#### GIVEN PROBLEM:
Copy the listing below line by line with no changes, and leave the picture entries out of your copy.

#### ITEMS:

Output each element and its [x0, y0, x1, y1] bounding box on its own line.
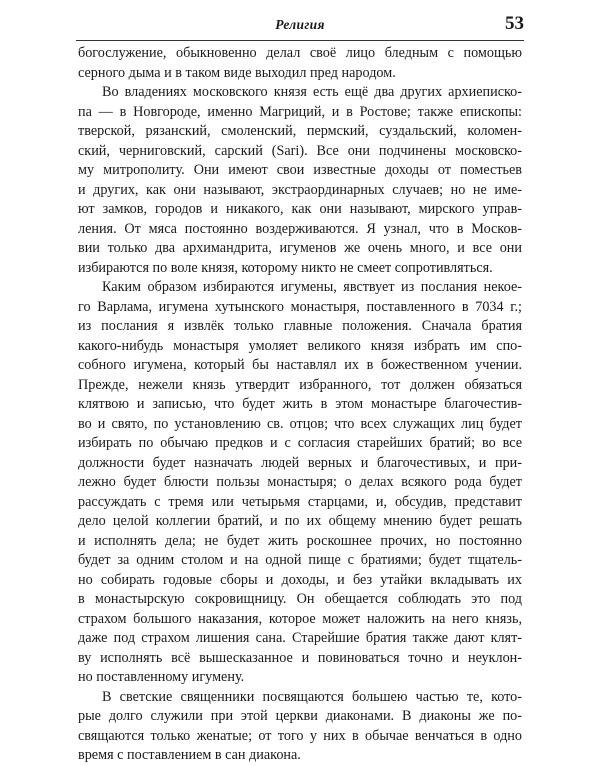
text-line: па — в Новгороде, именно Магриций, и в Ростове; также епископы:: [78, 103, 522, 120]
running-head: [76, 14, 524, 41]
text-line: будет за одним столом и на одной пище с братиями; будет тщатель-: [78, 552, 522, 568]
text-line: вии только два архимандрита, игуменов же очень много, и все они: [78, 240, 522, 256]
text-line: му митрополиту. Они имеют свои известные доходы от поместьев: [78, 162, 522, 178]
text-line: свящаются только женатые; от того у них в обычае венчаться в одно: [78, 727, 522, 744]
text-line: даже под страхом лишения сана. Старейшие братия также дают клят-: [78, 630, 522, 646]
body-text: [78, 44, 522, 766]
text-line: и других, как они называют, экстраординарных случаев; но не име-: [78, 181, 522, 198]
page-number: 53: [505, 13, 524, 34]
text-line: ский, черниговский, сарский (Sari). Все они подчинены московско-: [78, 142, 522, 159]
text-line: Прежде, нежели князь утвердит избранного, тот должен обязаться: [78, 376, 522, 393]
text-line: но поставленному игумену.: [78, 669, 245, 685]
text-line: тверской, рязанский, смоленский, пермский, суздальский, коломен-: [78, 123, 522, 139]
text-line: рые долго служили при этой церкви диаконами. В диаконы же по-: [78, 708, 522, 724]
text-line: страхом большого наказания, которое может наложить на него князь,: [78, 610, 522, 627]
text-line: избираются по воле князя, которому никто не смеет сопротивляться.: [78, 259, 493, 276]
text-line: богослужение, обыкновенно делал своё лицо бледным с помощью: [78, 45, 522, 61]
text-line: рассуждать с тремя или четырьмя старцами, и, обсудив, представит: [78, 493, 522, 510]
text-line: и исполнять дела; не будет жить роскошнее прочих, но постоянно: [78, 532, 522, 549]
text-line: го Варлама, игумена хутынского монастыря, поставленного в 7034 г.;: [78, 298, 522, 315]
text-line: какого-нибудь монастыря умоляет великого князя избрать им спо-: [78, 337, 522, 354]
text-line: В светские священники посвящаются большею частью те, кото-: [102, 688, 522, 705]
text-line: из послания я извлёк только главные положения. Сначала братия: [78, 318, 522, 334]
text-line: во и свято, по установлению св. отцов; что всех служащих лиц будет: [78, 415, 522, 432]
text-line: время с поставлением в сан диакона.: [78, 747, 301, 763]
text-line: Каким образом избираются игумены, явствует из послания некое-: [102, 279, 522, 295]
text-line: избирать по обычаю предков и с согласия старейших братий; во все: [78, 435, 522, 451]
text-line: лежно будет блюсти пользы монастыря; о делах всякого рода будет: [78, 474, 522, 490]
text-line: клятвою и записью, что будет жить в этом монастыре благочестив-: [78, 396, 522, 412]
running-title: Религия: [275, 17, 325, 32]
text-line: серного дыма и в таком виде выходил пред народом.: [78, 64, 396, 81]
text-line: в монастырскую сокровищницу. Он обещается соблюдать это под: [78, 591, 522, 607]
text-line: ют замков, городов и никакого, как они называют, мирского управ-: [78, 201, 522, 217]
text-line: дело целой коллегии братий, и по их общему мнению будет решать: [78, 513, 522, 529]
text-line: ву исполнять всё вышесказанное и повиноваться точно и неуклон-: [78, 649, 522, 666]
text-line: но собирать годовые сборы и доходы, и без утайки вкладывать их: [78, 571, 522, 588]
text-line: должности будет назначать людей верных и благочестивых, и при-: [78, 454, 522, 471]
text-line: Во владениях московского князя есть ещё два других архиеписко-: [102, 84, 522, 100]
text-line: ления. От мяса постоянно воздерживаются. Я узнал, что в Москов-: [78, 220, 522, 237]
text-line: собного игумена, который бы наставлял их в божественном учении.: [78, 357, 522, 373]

#### THE OUTPUT:
Output each element and its [x0, y0, x1, y1] bounding box on its own line.
text-line: па — в Новгороде, именно Магриций, и в Ростове; также епископы:: [78, 103, 522, 120]
running-head: [76, 14, 524, 41]
text-line: будет за одним столом и на одной пище с братиями; будет тщатель-: [78, 552, 522, 568]
text-line: вии только два архимандрита, игуменов же очень много, и все они: [78, 240, 522, 256]
text-line: му митрополиту. Они имеют свои известные доходы от поместьев: [78, 162, 522, 178]
text-line: свящаются только женатые; от того у них в обычае венчаться в одно: [78, 727, 522, 744]
text-line: даже под страхом лишения сана. Старейшие братия также дают клят-: [78, 630, 522, 646]
body-text: [78, 44, 522, 766]
text-line: и других, как они называют, экстраординарных случаев; но не име-: [78, 181, 522, 198]
page-number: 53: [505, 13, 524, 34]
text-line: ский, черниговский, сарский (Sari). Все они подчинены московско-: [78, 142, 522, 159]
text-line: Прежде, нежели князь утвердит избранного, тот должен обязаться: [78, 376, 522, 393]
text-line: но поставленному игумену.: [78, 669, 245, 685]
text-line: тверской, рязанский, смоленский, пермский, суздальский, коломен-: [78, 123, 522, 139]
text-line: рые долго служили при этой церкви диаконами. В диаконы же по-: [78, 708, 522, 724]
text-line: страхом большого наказания, которое может наложить на него князь,: [78, 610, 522, 627]
text-line: избираются по воле князя, которому никто не смеет сопротивляться.: [78, 259, 493, 276]
text-line: богослужение, обыкновенно делал своё лицо бледным с помощью: [78, 45, 522, 61]
text-line: рассуждать с тремя или четырьмя старцами, и, обсудив, представит: [78, 493, 522, 510]
text-line: и исполнять дела; не будет жить роскошнее прочих, но постоянно: [78, 532, 522, 549]
text-line: го Варлама, игумена хутынского монастыря, поставленного в 7034 г.;: [78, 298, 522, 315]
text-line: какого-нибудь монастыря умоляет великого князя избрать им спо-: [78, 337, 522, 354]
text-line: В светские священники посвящаются большею частью те, кото-: [102, 688, 522, 705]
text-line: из послания я извлёк только главные положения. Сначала братия: [78, 318, 522, 334]
text-line: во и свято, по установлению св. отцов; что всех служащих лиц будет: [78, 415, 522, 432]
text-line: время с поставлением в сан диакона.: [78, 747, 301, 763]
text-line: Каким образом избираются игумены, явствует из послания некое-: [102, 279, 522, 295]
text-line: избирать по обычаю предков и с согласия старейших братий; во все: [78, 435, 522, 451]
text-line: лежно будет блюсти пользы монастыря; о делах всякого рода будет: [78, 474, 522, 490]
text-line: клятвою и записью, что будет жить в этом монастыре благочестив-: [78, 396, 522, 412]
running-title: Религия: [275, 17, 325, 32]
text-line: серного дыма и в таком виде выходил пред народом.: [78, 64, 396, 81]
text-line: в монастырскую сокровищницу. Он обещается соблюдать это под: [78, 591, 522, 607]
text-line: ют замков, городов и никакого, как они называют, мирского управ-: [78, 201, 522, 217]
text-line: дело целой коллегии братий, и по их общему мнению будет решать: [78, 513, 522, 529]
text-line: ву исполнять всё вышесказанное и повиноваться точно и неуклон-: [78, 649, 522, 666]
text-line: но собирать годовые сборы и доходы, и без утайки вкладывать их: [78, 571, 522, 588]
text-line: должности будет назначать людей верных и благочестивых, и при-: [78, 454, 522, 471]
text-line: Во владениях московского князя есть ещё два других архиеписко-: [102, 84, 522, 100]
text-line: ления. От мяса постоянно воздерживаются. Я узнал, что в Москов-: [78, 220, 522, 237]
text-line: собного игумена, который бы наставлял их в божественном учении.: [78, 357, 522, 373]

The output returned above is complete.